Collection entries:
···

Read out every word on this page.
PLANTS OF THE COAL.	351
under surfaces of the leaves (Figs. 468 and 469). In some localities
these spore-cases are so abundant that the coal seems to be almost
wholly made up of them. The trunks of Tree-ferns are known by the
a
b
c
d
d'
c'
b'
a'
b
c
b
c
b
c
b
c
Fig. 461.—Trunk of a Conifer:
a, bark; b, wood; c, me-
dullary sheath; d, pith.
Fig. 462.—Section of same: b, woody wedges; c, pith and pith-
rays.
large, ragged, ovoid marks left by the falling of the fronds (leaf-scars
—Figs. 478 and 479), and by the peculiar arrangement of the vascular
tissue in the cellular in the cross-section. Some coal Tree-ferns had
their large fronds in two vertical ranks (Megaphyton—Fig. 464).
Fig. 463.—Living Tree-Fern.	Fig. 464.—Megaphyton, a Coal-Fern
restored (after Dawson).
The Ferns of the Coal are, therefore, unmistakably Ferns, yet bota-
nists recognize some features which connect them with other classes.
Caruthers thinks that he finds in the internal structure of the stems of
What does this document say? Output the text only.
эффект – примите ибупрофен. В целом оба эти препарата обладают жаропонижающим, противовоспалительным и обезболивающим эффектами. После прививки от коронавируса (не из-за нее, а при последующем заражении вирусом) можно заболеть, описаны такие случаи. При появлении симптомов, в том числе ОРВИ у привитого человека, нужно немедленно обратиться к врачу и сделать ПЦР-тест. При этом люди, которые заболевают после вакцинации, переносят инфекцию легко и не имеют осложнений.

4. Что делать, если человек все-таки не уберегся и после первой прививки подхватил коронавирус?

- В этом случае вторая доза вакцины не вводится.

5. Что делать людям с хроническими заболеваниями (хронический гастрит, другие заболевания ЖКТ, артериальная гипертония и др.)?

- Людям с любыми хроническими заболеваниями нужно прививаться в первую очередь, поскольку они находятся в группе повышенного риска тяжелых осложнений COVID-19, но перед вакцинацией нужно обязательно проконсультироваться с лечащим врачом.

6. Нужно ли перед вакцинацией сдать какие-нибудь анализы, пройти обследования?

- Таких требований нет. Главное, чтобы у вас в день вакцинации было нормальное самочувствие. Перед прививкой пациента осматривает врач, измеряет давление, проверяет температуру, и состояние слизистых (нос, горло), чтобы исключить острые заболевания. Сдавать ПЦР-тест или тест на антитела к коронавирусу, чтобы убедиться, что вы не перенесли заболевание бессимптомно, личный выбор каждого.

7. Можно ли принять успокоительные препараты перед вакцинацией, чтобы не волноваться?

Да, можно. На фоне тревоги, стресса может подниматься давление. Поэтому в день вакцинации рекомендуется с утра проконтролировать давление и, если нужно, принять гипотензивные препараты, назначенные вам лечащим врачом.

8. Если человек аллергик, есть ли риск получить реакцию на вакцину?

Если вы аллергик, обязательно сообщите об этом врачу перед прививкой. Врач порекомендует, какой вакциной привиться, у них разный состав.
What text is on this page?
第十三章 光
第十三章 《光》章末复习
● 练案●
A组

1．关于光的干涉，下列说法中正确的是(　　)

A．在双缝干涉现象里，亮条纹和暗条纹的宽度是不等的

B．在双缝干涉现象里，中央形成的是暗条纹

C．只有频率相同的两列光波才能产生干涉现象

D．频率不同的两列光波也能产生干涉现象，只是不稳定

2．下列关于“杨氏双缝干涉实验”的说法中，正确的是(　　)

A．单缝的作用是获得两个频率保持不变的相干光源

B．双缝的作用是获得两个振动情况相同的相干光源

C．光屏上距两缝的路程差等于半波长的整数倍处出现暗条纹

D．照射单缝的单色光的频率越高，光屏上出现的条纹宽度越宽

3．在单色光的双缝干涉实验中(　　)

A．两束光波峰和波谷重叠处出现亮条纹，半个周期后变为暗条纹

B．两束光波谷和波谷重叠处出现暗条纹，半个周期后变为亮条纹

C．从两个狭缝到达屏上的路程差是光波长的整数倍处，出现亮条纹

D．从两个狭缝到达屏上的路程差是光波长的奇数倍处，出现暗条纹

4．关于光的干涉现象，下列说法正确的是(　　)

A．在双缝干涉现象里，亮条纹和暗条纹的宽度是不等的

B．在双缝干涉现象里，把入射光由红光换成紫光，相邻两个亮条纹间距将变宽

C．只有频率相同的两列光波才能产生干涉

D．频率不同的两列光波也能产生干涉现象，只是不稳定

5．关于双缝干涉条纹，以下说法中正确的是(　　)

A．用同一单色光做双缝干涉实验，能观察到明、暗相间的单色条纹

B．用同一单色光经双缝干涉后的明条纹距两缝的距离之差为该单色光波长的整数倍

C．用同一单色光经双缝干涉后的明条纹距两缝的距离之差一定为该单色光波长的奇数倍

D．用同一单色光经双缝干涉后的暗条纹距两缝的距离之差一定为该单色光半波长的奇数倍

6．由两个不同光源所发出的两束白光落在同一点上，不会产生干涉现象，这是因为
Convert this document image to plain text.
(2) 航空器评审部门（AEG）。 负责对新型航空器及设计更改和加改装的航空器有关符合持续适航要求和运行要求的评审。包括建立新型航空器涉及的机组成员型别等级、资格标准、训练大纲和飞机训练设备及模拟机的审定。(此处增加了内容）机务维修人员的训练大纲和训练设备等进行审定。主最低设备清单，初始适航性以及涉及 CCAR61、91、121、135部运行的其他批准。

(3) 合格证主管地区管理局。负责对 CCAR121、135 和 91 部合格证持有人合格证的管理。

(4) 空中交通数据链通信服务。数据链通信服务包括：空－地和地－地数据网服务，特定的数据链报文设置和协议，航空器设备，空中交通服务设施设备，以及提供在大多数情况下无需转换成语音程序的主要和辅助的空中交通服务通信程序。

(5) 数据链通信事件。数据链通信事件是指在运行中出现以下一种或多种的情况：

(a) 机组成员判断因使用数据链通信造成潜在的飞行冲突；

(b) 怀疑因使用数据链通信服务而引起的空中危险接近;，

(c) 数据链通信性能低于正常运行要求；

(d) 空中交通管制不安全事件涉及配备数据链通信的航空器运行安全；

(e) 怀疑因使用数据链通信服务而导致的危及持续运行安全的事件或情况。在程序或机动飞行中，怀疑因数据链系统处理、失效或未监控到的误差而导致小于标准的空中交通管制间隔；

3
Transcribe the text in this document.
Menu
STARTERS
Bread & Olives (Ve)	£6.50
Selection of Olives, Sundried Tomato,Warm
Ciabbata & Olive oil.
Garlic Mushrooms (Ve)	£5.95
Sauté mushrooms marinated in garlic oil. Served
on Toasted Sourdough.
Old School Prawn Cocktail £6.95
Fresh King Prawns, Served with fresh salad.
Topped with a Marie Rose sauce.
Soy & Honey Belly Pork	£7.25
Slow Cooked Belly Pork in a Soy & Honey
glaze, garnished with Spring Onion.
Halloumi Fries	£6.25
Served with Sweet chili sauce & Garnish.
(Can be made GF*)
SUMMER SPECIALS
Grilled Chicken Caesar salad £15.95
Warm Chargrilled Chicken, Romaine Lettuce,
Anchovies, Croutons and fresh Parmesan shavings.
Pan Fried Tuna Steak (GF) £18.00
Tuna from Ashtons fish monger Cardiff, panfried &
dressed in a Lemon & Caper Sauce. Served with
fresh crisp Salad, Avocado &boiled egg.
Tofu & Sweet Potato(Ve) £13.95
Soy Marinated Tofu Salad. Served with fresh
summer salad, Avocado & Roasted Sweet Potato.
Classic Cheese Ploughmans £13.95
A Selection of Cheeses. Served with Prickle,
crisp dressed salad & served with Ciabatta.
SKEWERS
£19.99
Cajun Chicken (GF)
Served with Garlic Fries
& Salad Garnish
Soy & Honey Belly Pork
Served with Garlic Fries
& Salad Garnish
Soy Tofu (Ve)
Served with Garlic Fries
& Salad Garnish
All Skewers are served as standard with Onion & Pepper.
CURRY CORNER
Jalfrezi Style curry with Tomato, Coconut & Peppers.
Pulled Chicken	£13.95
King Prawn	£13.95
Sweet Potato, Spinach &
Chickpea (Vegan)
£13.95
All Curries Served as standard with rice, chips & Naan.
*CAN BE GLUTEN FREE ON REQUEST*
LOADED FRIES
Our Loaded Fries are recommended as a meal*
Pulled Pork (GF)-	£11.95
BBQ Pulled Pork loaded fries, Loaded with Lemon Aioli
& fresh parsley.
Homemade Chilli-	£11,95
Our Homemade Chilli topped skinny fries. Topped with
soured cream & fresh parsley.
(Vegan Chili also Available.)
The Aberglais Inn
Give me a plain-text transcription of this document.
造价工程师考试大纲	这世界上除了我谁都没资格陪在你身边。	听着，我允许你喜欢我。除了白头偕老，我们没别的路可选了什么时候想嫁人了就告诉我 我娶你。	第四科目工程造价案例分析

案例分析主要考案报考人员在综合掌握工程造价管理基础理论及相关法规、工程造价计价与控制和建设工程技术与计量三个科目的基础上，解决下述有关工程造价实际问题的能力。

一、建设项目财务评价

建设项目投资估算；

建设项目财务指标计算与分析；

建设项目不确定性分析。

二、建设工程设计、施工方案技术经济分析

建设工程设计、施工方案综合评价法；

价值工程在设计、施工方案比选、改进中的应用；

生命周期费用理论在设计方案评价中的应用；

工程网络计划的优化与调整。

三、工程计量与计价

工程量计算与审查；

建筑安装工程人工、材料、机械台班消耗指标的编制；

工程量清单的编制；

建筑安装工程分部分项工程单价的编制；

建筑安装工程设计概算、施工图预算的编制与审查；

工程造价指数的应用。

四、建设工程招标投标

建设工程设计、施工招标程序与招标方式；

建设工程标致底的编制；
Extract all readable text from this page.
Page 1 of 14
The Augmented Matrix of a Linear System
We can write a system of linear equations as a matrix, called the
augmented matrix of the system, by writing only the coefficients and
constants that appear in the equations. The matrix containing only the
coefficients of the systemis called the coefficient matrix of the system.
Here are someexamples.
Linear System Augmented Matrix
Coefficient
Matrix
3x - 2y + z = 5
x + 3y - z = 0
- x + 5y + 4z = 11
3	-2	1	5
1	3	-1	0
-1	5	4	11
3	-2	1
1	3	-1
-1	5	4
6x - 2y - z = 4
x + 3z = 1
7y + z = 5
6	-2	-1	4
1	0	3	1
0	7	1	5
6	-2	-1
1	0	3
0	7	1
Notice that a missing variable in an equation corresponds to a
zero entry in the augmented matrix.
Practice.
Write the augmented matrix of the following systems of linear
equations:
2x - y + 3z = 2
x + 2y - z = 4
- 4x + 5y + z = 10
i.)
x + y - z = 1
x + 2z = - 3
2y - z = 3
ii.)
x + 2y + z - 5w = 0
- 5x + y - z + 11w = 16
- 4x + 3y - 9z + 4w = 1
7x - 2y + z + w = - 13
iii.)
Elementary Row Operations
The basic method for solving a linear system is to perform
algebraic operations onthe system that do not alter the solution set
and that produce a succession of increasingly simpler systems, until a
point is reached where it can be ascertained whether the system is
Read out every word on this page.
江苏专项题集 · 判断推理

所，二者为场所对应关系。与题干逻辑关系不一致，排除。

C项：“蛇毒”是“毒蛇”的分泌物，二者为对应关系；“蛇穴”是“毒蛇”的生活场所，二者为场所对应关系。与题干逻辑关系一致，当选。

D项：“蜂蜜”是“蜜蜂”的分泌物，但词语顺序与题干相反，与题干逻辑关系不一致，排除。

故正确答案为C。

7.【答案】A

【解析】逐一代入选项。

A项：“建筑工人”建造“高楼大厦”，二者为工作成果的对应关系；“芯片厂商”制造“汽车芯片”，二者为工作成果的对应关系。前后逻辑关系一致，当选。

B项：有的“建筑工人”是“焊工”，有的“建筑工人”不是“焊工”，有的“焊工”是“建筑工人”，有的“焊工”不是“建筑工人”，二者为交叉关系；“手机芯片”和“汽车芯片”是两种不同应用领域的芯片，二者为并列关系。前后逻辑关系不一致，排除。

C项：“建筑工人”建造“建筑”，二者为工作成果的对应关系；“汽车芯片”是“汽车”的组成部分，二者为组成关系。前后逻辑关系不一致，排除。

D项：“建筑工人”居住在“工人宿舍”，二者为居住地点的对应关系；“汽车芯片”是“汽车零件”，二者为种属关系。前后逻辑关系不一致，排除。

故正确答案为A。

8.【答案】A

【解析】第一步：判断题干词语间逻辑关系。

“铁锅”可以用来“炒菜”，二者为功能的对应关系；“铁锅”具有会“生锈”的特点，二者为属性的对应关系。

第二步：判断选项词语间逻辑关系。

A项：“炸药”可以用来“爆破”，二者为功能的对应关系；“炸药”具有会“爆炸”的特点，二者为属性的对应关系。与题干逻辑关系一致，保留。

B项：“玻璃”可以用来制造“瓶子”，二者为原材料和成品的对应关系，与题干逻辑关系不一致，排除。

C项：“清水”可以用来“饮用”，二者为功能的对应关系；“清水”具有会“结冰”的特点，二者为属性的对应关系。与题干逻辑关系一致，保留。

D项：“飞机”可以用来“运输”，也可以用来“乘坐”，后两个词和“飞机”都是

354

···

Filter out every line that lacks the word "document", and copy the rest.

What does this document say? Output the text only.
Convert this document image to plain text.
Transcribe the text in this document.
Give me a plain-text transcription of this document.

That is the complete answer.